**RECORD LIST**
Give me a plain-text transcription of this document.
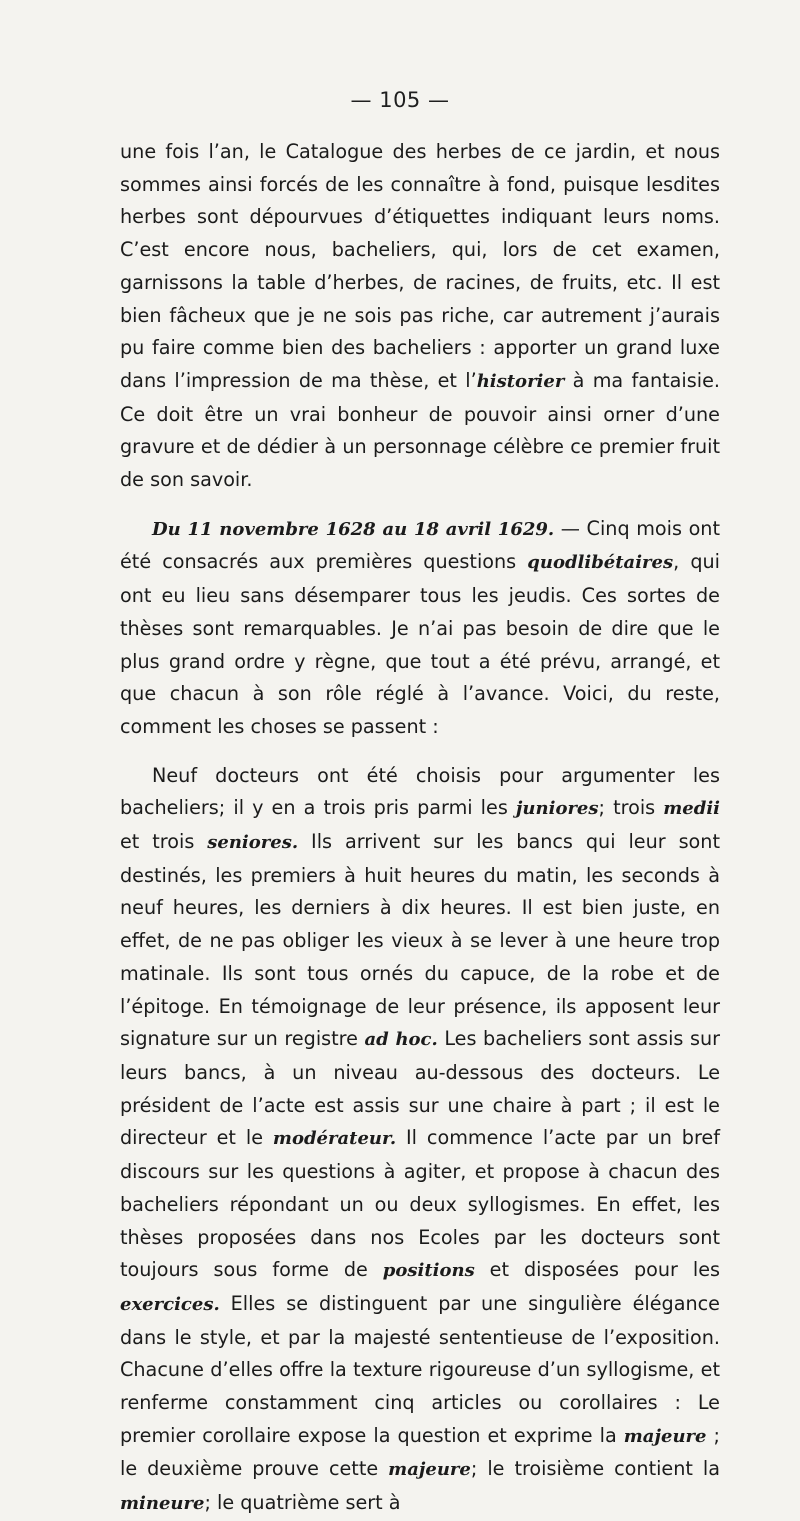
— 105 —

une fois l’an, le Catalogue des herbes de ce jardin, et nous sommes ainsi forcés de les connaître à fond, puisque lesdites herbes sont dépourvues d’étiquettes indiquant leurs noms. C’est encore nous, bacheliers, qui, lors de cet examen, garnissons la table d’herbes, de racines, de fruits, etc. Il est bien fâcheux que je ne sois pas riche, car autrement j’aurais pu faire comme bien des bacheliers : apporter un grand luxe dans l’impression de ma thèse, et l’historier à ma fantaisie. Ce doit être un vrai bonheur de pouvoir ainsi orner d’une gravure et de dédier à un personnage célèbre ce premier fruit de son savoir.

Du 11 novembre 1628 au 18 avril 1629. — Cinq mois ont été consacrés aux premières questions quodlibétaires, qui ont eu lieu sans désemparer tous les jeudis. Ces sortes de thèses sont remarquables. Je n’ai pas besoin de dire que le plus grand ordre y règne, que tout a été prévu, arrangé, et que chacun à son rôle réglé à l’avance. Voici, du reste, comment les choses se passent :

Neuf docteurs ont été choisis pour argumenter les bacheliers; il y en a trois pris parmi les juniores; trois medii et trois seniores. Ils arrivent sur les bancs qui leur sont destinés, les premiers à huit heures du matin, les seconds à neuf heures, les derniers à dix heures. Il est bien juste, en effet, de ne pas obliger les vieux à se lever à une heure trop matinale. Ils sont tous ornés du capuce, de la robe et de l’épitoge. En témoignage de leur présence, ils apposent leur signature sur un registre ad hoc. Les bacheliers sont assis sur leurs bancs, à un niveau au-dessous des docteurs. Le président de l’acte est assis sur une chaire à part ; il est le directeur et le modérateur. Il commence l’acte par un bref discours sur les questions à agiter, et propose à chacun des bacheliers répondant un ou deux syllogismes. En effet, les thèses proposées dans nos Ecoles par les docteurs sont toujours sous forme de positions et disposées pour les exercices. Elles se distinguent par une singulière élégance dans le style, et par la majesté sententieuse de l’exposition. Chacune d’elles offre la texture rigoureuse d’un syllogisme, et renferme constamment cinq articles ou corollaires : Le premier corollaire expose la question et exprime la majeure ; le deuxième prouve cette majeure; le troisième contient la mineure; le quatrième sert à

**TASK PROMPT**
Track down every line of the material containing the string "grand", and copy it.

**SOLUTION BELOW**
une fois l’an, le Catalogue des herbes de ce jardin, et nous sommes ainsi forcés de les connaître à fond, puisque lesdites herbes sont dépourvues d’étiquettes indiquant leurs noms. C’est encore nous, bacheliers, qui, lors de cet examen, garnissons la table d’herbes, de racines, de fruits, etc. Il est bien fâcheux que je ne sois pas riche, car autrement j’aurais pu faire comme bien des bacheliers : apporter un grand luxe dans l’impression de ma thèse, et l’historier à ma fantaisie. Ce doit être un vrai bonheur de pouvoir ainsi orner d’une gravure et de dédier à un personnage célèbre ce premier fruit de son savoir.
Du 11 novembre 1628 au 18 avril 1629. — Cinq mois ont été consacrés aux premières questions quodlibétaires, qui ont eu lieu sans désemparer tous les jeudis. Ces sortes de thèses sont remarquables. Je n’ai pas besoin de dire que le plus grand ordre y règne, que tout a été prévu, arrangé, et que chacun à son rôle réglé à l’avance. Voici, du reste, comment les choses se passent :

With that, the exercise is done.